◆ Task instructions: Copy each of the entries below word for word, keeping every line as it is.

======== Material ========

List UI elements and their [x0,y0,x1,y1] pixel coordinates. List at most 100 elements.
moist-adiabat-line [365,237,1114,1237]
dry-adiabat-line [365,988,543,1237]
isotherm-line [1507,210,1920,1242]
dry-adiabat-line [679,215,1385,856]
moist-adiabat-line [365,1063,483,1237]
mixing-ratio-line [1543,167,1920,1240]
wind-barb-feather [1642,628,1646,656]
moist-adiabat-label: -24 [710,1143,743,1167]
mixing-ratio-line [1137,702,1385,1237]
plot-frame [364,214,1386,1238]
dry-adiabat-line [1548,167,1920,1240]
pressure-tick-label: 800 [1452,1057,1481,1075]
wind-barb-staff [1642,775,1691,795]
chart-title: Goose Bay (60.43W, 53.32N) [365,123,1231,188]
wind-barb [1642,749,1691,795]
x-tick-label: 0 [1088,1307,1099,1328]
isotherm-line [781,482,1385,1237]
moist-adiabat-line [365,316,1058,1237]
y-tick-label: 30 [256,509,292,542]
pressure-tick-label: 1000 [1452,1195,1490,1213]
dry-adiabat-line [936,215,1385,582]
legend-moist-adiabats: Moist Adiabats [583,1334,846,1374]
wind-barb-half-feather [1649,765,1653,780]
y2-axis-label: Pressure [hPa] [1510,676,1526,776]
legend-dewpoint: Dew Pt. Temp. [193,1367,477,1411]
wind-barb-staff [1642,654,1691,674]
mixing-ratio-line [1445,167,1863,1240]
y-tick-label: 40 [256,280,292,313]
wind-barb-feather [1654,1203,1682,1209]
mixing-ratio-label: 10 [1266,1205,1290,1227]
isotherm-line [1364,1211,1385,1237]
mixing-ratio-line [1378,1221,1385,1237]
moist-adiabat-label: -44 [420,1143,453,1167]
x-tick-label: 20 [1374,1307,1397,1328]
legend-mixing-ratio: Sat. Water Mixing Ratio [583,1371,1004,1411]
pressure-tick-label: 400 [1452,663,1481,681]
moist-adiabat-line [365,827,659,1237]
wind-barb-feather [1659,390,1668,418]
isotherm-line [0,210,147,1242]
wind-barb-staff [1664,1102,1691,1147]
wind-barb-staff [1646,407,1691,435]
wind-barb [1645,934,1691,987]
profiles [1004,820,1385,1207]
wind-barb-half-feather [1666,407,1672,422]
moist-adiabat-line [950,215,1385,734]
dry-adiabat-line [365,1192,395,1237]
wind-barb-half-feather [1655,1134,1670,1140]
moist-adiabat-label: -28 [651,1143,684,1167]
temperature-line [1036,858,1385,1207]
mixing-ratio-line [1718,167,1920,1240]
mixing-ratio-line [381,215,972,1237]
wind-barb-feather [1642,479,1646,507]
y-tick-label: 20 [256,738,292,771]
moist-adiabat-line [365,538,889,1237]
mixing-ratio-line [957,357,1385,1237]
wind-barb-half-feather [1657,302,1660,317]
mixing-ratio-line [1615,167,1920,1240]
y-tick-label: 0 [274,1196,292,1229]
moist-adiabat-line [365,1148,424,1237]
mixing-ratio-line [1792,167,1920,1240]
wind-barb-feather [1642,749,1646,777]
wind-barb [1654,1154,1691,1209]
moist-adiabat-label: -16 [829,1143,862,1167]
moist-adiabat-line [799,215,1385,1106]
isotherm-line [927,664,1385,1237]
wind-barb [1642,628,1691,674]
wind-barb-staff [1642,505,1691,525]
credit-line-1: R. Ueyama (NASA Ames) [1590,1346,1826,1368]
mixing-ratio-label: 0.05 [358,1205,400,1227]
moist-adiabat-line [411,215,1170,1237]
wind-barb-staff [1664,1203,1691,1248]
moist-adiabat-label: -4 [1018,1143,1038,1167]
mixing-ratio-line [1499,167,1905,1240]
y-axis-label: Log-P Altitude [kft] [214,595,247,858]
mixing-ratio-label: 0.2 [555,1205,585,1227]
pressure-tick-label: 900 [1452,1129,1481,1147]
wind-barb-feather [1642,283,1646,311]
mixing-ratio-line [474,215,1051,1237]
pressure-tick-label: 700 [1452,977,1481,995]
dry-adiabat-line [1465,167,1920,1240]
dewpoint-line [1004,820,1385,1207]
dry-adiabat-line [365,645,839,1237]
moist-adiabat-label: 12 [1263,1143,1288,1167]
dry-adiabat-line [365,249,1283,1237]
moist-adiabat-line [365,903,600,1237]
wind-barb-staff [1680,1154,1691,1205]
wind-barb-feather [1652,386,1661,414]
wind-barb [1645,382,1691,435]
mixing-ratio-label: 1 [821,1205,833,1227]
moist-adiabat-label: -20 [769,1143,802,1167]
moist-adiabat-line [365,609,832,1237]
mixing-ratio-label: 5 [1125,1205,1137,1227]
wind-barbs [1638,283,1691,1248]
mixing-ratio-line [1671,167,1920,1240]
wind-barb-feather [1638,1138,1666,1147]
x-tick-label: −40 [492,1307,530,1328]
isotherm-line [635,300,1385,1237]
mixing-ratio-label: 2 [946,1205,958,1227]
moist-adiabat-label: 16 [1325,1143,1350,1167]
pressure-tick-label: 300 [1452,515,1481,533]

========

◆ Expected answer:
List UI elements and their [x0,y0,x1,y1] pixel coordinates. List at most 100 elements.
moist-adiabat-line [365,237,1114,1237]
dry-adiabat-line [365,988,543,1237]
isotherm-line [1507,210,1920,1242]
dry-adiabat-line [679,215,1385,856]
moist-adiabat-line [365,1063,483,1237]
mixing-ratio-line [1543,167,1920,1240]
wind-barb-feather [1642,628,1646,656]
moist-adiabat-label: -24 [710,1143,743,1167]
mixing-ratio-line [1137,702,1385,1237]
plot-frame [364,214,1386,1238]
dry-adiabat-line [1548,167,1920,1240]
pressure-tick-label: 800 [1452,1057,1481,1075]
wind-barb-staff [1642,775,1691,795]
chart-title: Goose Bay (60.43W, 53.32N) [365,123,1231,188]
wind-barb [1642,749,1691,795]
x-tick-label: 0 [1088,1307,1099,1328]
isotherm-line [781,482,1385,1237]
moist-adiabat-line [365,316,1058,1237]
y-tick-label: 30 [256,509,292,542]
pressure-tick-label: 1000 [1452,1195,1490,1213]
dry-adiabat-line [936,215,1385,582]
legend-moist-adiabats: Moist Adiabats [583,1334,846,1374]
wind-barb-half-feather [1649,765,1653,780]
y2-axis-label: Pressure [hPa] [1510,676,1526,776]
legend-dewpoint: Dew Pt. Temp. [193,1367,477,1411]
wind-barb-staff [1642,654,1691,674]
mixing-ratio-line [1445,167,1863,1240]
y-tick-label: 40 [256,280,292,313]
wind-barb-feather [1654,1203,1682,1209]
mixing-ratio-label: 10 [1266,1205,1290,1227]
isotherm-line [1364,1211,1385,1237]
mixing-ratio-line [1378,1221,1385,1237]
moist-adiabat-label: -44 [420,1143,453,1167]
x-tick-label: 20 [1374,1307,1397,1328]
legend-mixing-ratio: Sat. Water Mixing Ratio [583,1371,1004,1411]
pressure-tick-label: 400 [1452,663,1481,681]
moist-adiabat-line [365,827,659,1237]
wind-barb-feather [1659,390,1668,418]
isotherm-line [0,210,147,1242]
wind-barb-staff [1664,1102,1691,1147]
wind-barb-staff [1646,407,1691,435]
wind-barb [1645,934,1691,987]
profiles [1004,820,1385,1207]
wind-barb-half-feather [1666,407,1672,422]
moist-adiabat-line [950,215,1385,734]
dry-adiabat-line [365,1192,395,1237]
wind-barb-half-feather [1655,1134,1670,1140]
moist-adiabat-label: -28 [651,1143,684,1167]
temperature-line [1036,858,1385,1207]
mixing-ratio-line [1718,167,1920,1240]
mixing-ratio-line [381,215,972,1237]
wind-barb-feather [1642,479,1646,507]
y-tick-label: 20 [256,738,292,771]
moist-adiabat-line [365,538,889,1237]
mixing-ratio-line [957,357,1385,1237]
wind-barb-half-feather [1657,302,1660,317]
mixing-ratio-line [1615,167,1920,1240]
y-tick-label: 0 [274,1196,292,1229]
moist-adiabat-line [365,1148,424,1237]
mixing-ratio-line [1792,167,1920,1240]
wind-barb-feather [1642,749,1646,777]
wind-barb [1654,1154,1691,1209]
moist-adiabat-label: -16 [829,1143,862,1167]
moist-adiabat-line [799,215,1385,1106]
isotherm-line [927,664,1385,1237]
wind-barb [1642,628,1691,674]
wind-barb-staff [1642,505,1691,525]
credit-line-1: R. Ueyama (NASA Ames) [1590,1346,1826,1368]
mixing-ratio-label: 0.05 [358,1205,400,1227]
moist-adiabat-line [411,215,1170,1237]
wind-barb-staff [1664,1203,1691,1248]
moist-adiabat-label: -4 [1018,1143,1038,1167]
mixing-ratio-line [1499,167,1905,1240]
y-axis-label: Log-P Altitude [kft] [214,595,247,858]
mixing-ratio-label: 0.2 [555,1205,585,1227]
pressure-tick-label: 900 [1452,1129,1481,1147]
wind-barb-feather [1642,283,1646,311]
mixing-ratio-line [474,215,1051,1237]
pressure-tick-label: 700 [1452,977,1481,995]
dry-adiabat-line [1465,167,1920,1240]
dewpoint-line [1004,820,1385,1207]
dry-adiabat-line [365,645,839,1237]
moist-adiabat-label: 12 [1263,1143,1288,1167]
dry-adiabat-line [365,249,1283,1237]
moist-adiabat-line [365,903,600,1237]
wind-barb-staff [1680,1154,1691,1205]
wind-barb-feather [1652,386,1661,414]
wind-barb [1645,382,1691,435]
mixing-ratio-label: 1 [821,1205,833,1227]
moist-adiabat-label: -20 [769,1143,802,1167]
moist-adiabat-line [365,609,832,1237]
mixing-ratio-label: 5 [1125,1205,1137,1227]
wind-barbs [1638,283,1691,1248]
mixing-ratio-line [1671,167,1920,1240]
wind-barb-feather [1638,1138,1666,1147]
x-tick-label: −40 [492,1307,530,1328]
isotherm-line [635,300,1385,1237]
mixing-ratio-label: 2 [946,1205,958,1227]
moist-adiabat-label: 16 [1325,1143,1350,1167]
pressure-tick-label: 300 [1452,515,1481,533]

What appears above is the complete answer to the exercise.